◆ Work task A ◆
From the obituary, set down word for word the part that opens with the words containing "Yet even in" and closes with "the Lord’s time.".
◆ Work task B ◆
According to the obituary, what was one of the Croxtons' favorite things about New Orleans?
◆ Work task C ◆
Continue the obituary from the point where it stops.

◆ Reading text ◆
________________
Yet even in death we can clearly discern the hand of the Lord over the situation. When the time came, we were all providentially near one another and were together within thirty minutes and were able to support each other during the hardest moment of our lives. For that we give all glory and praise to the One True God who even has he does one thing, is doing a thousand other things. We do not mourn without hope. We know that if we know Christ as our Lord we will not be long separated from our husband and dad. He is even now worshiping in the presence of his Savior, and those of us in Christ will join him in the Lord’s time.
Some of you are probably reading this thinking it is the strangest obituary you’ve ever come across, and well, that is entirely on purpose. Due to having family in the area the Croxtons spent a lot of time in New Orleans over the years, and one of their favorite things about the city were the extensive obituaries published in the local newspaper. So, to honor that fun memory, we took a page from the Cajun obituary playbook and wrote an obituary we trust they would be delighted to read.
________________
◆ Recorded information ◆
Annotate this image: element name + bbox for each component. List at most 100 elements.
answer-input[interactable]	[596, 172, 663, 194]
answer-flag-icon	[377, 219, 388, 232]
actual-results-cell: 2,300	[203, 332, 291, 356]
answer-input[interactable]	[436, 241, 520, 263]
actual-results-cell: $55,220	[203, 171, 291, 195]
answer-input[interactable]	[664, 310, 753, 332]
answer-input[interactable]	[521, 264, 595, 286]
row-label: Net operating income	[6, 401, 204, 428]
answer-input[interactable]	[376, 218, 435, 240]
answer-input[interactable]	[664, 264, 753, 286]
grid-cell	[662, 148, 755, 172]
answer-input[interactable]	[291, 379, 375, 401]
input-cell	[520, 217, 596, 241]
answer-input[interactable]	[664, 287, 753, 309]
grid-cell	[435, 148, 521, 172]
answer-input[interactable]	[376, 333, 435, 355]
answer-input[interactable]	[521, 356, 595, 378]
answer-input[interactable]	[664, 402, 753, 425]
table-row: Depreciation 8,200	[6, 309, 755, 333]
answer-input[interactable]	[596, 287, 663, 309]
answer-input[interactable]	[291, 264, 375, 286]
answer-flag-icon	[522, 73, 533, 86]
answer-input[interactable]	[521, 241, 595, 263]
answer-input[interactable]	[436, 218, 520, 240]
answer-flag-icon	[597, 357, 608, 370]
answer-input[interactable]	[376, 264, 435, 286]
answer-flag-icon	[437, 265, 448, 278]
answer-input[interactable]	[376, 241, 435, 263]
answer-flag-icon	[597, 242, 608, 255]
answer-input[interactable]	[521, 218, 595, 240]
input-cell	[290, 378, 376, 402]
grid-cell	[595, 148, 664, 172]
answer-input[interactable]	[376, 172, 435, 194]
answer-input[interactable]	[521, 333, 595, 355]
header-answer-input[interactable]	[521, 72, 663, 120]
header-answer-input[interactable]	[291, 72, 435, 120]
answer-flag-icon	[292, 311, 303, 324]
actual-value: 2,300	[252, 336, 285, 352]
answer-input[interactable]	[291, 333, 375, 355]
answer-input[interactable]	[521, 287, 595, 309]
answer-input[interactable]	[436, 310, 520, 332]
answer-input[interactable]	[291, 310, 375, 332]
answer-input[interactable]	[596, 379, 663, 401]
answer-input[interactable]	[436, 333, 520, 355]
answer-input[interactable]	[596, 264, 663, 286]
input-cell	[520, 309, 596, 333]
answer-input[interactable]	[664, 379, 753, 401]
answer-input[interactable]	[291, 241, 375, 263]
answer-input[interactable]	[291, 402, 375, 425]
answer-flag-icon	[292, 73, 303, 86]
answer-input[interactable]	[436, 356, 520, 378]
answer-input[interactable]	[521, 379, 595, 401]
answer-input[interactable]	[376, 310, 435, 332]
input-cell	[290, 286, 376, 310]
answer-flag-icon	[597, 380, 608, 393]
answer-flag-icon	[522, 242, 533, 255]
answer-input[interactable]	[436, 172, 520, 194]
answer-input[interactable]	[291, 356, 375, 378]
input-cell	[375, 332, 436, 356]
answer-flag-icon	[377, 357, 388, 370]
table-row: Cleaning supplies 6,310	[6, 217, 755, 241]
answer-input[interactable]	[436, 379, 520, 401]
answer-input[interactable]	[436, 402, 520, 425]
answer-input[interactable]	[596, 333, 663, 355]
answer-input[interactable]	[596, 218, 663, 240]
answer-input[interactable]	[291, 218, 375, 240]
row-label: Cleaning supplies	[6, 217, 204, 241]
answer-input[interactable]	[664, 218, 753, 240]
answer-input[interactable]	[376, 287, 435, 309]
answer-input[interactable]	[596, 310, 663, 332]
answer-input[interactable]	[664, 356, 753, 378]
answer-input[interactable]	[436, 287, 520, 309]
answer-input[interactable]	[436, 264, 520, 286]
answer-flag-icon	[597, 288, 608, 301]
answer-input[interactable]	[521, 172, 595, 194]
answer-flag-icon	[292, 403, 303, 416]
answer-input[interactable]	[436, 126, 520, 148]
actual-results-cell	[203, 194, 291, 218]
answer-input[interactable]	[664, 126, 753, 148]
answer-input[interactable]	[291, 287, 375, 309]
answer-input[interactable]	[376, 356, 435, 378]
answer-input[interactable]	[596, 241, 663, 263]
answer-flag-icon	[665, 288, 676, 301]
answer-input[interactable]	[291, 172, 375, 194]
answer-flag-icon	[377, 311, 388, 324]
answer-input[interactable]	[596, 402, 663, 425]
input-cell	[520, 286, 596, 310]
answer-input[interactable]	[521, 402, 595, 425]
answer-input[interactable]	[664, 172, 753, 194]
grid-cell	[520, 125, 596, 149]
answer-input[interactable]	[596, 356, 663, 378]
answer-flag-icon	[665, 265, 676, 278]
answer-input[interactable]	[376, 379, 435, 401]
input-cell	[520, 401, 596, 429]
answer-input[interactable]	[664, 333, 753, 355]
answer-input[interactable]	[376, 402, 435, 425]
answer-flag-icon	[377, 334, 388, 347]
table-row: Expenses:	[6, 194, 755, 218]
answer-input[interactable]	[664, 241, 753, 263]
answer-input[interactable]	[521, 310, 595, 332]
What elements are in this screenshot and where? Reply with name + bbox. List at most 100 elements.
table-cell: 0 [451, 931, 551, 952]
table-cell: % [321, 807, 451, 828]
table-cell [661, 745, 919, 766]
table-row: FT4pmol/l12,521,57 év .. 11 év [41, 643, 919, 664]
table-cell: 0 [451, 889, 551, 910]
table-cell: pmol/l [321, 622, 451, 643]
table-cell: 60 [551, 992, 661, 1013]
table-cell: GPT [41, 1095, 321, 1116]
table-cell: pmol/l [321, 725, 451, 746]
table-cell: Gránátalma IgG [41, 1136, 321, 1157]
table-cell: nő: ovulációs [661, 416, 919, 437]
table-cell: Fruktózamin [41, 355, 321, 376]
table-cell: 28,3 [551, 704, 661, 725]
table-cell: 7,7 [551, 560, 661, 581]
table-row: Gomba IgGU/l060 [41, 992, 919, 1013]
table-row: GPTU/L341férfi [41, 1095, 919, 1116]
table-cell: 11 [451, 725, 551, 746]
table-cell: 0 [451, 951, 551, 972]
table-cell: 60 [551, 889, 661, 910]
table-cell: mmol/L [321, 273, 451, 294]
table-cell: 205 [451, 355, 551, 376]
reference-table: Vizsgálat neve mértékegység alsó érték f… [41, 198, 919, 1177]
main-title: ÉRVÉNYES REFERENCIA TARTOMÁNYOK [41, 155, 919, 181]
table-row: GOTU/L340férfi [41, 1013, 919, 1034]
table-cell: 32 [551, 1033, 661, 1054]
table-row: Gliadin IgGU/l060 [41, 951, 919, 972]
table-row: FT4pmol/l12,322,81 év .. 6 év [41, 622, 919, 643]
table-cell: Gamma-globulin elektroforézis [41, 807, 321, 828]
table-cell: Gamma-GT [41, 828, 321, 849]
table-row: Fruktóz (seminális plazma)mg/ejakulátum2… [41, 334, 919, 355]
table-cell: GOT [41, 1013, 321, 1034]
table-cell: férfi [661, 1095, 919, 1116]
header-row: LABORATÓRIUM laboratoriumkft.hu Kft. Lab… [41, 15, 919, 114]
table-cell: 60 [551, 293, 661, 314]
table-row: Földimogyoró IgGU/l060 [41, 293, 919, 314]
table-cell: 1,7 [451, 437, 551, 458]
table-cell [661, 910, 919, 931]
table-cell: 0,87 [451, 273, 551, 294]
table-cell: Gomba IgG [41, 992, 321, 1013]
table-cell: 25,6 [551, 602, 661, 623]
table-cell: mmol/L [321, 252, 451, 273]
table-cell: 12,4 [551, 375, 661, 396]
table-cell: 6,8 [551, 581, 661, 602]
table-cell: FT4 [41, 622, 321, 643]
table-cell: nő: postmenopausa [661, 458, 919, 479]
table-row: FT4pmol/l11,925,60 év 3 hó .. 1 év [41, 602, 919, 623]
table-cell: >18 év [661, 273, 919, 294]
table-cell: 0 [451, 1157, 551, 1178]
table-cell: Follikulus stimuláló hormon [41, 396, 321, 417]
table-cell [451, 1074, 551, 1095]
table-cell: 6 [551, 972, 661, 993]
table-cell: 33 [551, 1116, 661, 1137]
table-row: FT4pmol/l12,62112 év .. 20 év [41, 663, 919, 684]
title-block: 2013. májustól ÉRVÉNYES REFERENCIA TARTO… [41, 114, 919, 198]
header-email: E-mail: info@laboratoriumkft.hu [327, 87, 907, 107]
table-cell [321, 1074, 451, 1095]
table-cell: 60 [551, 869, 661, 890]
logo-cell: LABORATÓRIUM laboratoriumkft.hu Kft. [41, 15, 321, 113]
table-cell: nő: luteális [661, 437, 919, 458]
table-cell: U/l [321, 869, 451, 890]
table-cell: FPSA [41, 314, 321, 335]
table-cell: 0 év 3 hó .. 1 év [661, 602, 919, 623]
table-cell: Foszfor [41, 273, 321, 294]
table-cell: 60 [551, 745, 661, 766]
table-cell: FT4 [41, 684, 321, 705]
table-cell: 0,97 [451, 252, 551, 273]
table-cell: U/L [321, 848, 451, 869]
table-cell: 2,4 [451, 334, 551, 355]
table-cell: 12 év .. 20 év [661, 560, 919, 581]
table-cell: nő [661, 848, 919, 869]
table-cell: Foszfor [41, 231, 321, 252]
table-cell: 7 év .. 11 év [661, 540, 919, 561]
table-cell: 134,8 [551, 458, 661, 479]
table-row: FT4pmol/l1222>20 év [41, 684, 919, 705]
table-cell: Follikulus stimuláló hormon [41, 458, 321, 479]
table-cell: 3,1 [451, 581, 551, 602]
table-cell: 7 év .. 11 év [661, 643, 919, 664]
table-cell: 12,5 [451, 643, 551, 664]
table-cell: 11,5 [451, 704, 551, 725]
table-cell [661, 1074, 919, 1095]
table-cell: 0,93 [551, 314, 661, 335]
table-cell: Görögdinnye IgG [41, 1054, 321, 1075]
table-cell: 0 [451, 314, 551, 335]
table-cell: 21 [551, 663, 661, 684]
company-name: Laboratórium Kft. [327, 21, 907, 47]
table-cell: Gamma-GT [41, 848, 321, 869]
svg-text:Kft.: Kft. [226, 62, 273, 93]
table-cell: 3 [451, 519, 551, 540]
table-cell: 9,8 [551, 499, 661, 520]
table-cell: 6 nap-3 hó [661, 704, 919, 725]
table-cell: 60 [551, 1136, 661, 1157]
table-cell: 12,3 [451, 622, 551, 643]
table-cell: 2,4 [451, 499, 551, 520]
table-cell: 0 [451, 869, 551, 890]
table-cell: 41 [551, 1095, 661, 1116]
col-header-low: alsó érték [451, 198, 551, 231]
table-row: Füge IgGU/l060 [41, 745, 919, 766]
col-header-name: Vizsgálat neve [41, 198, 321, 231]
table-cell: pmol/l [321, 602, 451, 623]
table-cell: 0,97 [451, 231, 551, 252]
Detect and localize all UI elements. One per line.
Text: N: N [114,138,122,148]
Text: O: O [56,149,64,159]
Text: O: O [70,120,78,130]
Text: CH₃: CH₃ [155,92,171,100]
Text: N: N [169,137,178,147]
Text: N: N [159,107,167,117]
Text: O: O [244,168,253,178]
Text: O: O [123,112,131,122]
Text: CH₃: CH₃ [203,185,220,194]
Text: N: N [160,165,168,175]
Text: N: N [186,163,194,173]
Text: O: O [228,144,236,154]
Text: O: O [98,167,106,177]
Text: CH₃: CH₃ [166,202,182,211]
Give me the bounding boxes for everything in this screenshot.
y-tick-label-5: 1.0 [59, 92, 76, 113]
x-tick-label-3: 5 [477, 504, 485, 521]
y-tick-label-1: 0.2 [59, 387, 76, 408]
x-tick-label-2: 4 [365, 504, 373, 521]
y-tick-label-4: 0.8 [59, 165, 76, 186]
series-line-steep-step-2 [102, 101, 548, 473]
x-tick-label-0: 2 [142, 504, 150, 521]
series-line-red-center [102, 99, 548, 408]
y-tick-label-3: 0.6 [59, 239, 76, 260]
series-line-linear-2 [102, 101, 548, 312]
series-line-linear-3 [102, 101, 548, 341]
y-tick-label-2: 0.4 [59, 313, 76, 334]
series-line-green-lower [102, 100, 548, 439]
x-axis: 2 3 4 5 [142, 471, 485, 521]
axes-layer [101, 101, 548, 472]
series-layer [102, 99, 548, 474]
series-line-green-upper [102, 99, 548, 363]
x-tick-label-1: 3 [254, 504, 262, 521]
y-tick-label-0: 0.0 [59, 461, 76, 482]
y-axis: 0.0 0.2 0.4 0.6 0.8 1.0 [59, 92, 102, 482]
________________
◆ Expected answer A ◆
Yet even in death we can clearly discern the hand of the Lord over the situation. When the time came, we were all providentially near one another and were together within thirty minutes and were able to support each other during the hardest moment of our lives. For that we give all glory and praise to the One True God who even has he does one thing, is doing a thousand other things. We do not mourn without hope. We know that if we know Christ as our Lord we will not be long separated from our husband and dad. He is even now worshiping in the presence of his Savior, and those of us in Christ will join him in the Lord’s time.

◆ Expected answer B ◆
The extensive obituaries published in the local newspaper.

◆ Expected answer C ◆
The Croxton family will be greeting family and friends at East Gardendale Baptist Church, located at 360 Tarrant Rd., Gardendale, Al. 35071, to mourn the loss of our patriarch with laughter and tears on Tuesday, January 28, 2025, from 10 o’clock to 11 o'clock. There will be a service starting at 11, with burial to follow at Valhalla cemetery in Birmingham. We’d love to see you, especially if you have something negative to say about Bil, as we haven’t found a single person who didn’t think he was one of the greatest men they’d ever met. Well, come to think of it, there was that one guy at Six Flags, but that’s in-person kinda story, so come hear it.
In lieu of flowers, the family would love anyone who feels led to make a donation to the Exceptional Foundation in Homewood, AL. They have been such a blessing to our Rebecca, and by extension, our family. Dad greatly appreciated their contribution to the community of special needs adults.